— Start Data excerpts —

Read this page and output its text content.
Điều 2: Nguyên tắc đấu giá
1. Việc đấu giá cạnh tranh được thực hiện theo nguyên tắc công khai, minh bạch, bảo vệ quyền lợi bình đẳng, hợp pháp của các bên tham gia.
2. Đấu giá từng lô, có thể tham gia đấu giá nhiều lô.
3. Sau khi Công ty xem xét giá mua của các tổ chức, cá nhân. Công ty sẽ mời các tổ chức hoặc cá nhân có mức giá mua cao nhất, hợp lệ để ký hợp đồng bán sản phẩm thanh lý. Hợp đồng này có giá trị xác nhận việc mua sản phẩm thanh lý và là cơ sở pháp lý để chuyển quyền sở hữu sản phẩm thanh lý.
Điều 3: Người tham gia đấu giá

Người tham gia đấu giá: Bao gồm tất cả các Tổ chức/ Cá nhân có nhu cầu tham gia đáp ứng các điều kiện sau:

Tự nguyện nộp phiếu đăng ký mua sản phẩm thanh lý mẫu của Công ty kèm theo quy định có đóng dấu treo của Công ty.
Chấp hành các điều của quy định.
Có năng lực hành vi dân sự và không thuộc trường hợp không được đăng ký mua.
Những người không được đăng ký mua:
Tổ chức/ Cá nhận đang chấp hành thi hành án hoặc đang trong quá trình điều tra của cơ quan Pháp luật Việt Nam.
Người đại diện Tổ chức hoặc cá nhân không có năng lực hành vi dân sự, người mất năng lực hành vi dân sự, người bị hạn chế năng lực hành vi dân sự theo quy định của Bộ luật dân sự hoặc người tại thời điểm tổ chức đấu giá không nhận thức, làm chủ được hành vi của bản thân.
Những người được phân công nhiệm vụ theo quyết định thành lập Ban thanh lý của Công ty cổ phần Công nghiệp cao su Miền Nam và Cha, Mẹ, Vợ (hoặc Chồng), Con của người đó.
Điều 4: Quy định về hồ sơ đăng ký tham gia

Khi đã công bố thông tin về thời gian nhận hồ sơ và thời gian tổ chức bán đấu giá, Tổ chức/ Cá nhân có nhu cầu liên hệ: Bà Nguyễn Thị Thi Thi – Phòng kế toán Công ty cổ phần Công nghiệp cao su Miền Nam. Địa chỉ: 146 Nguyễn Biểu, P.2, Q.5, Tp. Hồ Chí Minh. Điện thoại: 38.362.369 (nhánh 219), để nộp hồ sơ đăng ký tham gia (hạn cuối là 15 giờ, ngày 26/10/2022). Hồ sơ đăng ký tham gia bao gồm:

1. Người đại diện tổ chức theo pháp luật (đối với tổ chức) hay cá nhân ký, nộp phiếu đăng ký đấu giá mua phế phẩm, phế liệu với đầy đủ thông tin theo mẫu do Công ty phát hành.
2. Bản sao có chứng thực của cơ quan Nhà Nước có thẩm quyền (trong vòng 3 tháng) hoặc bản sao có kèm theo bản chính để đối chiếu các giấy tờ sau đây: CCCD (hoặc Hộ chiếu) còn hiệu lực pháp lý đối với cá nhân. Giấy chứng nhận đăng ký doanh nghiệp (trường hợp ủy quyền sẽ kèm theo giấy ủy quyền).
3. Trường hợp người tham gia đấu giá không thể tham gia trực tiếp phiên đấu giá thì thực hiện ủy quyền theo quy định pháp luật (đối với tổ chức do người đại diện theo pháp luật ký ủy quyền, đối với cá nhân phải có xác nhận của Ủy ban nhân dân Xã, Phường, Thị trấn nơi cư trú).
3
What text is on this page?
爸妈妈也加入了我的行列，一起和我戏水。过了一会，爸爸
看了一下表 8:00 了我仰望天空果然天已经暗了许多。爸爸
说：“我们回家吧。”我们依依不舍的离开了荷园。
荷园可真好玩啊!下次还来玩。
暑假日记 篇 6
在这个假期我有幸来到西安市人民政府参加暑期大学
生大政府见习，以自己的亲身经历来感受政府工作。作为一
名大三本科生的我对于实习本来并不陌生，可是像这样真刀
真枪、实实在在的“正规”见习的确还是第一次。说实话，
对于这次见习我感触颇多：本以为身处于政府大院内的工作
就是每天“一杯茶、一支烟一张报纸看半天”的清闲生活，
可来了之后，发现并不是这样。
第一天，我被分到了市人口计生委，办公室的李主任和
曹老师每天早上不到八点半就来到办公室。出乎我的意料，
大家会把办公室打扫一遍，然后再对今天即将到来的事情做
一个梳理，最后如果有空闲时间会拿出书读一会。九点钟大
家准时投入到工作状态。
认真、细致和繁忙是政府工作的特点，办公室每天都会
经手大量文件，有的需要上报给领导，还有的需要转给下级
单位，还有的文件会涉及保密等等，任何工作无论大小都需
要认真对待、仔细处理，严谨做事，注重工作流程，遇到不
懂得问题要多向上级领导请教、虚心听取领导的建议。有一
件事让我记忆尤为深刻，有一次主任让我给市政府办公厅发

— End Data excerpts —

What is required —
Copy out every line from the material above in which the word "nhận" appears.

Output —
3. Sau khi Công ty xem xét giá mua của các tổ chức, cá nhân. Công ty sẽ mời các tổ chức hoặc cá nhân có mức giá mua cao nhất, hợp lệ để ký hợp đồng bán sản phẩm thanh lý. Hợp đồng này có giá trị xác nhận việc mua sản phẩm thanh lý và là cơ sở pháp lý để chuyển quyền sở hữu sản phẩm thanh lý.
Tổ chức/ Cá nhận đang chấp hành thi hành án hoặc đang trong quá trình điều tra của cơ quan Pháp luật Việt Nam.
Người đại diện Tổ chức hoặc cá nhân không có năng lực hành vi dân sự, người mất năng lực hành vi dân sự, người bị hạn chế năng lực hành vi dân sự theo quy định của Bộ luật dân sự hoặc người tại thời điểm tổ chức đấu giá không nhận thức, làm chủ được hành vi của bản thân.
Khi đã công bố thông tin về thời gian nhận hồ sơ và thời gian tổ chức bán đấu giá, Tổ chức/ Cá nhân có nhu cầu liên hệ: Bà Nguyễn Thị Thi Thi – Phòng kế toán Công ty cổ phần Công nghiệp cao su Miền Nam. Địa chỉ: 146 Nguyễn Biểu, P.2, Q.5, Tp. Hồ Chí Minh. Điện thoại: 38.362.369 (nhánh 219), để nộp hồ sơ đăng ký tham gia (hạn cuối là 15 giờ, ngày 26/10/2022). Hồ sơ đăng ký tham gia bao gồm:
2. Bản sao có chứng thực của cơ quan Nhà Nước có thẩm quyền (trong vòng 3 tháng) hoặc bản sao có kèm theo bản chính để đối chiếu các giấy tờ sau đây: CCCD (hoặc Hộ chiếu) còn hiệu lực pháp lý đối với cá nhân. Giấy chứng nhận đăng ký doanh nghiệp (trường hợp ủy quyền sẽ kèm theo giấy ủy quyền).
3. Trường hợp người tham gia đấu giá không thể tham gia trực tiếp phiên đấu giá thì thực hiện ủy quyền theo quy định pháp luật (đối với tổ chức do người đại diện theo pháp luật ký ủy quyền, đối với cá nhân phải có xác nhận của Ủy ban nhân dân Xã, Phường, Thị trấn nơi cư trú).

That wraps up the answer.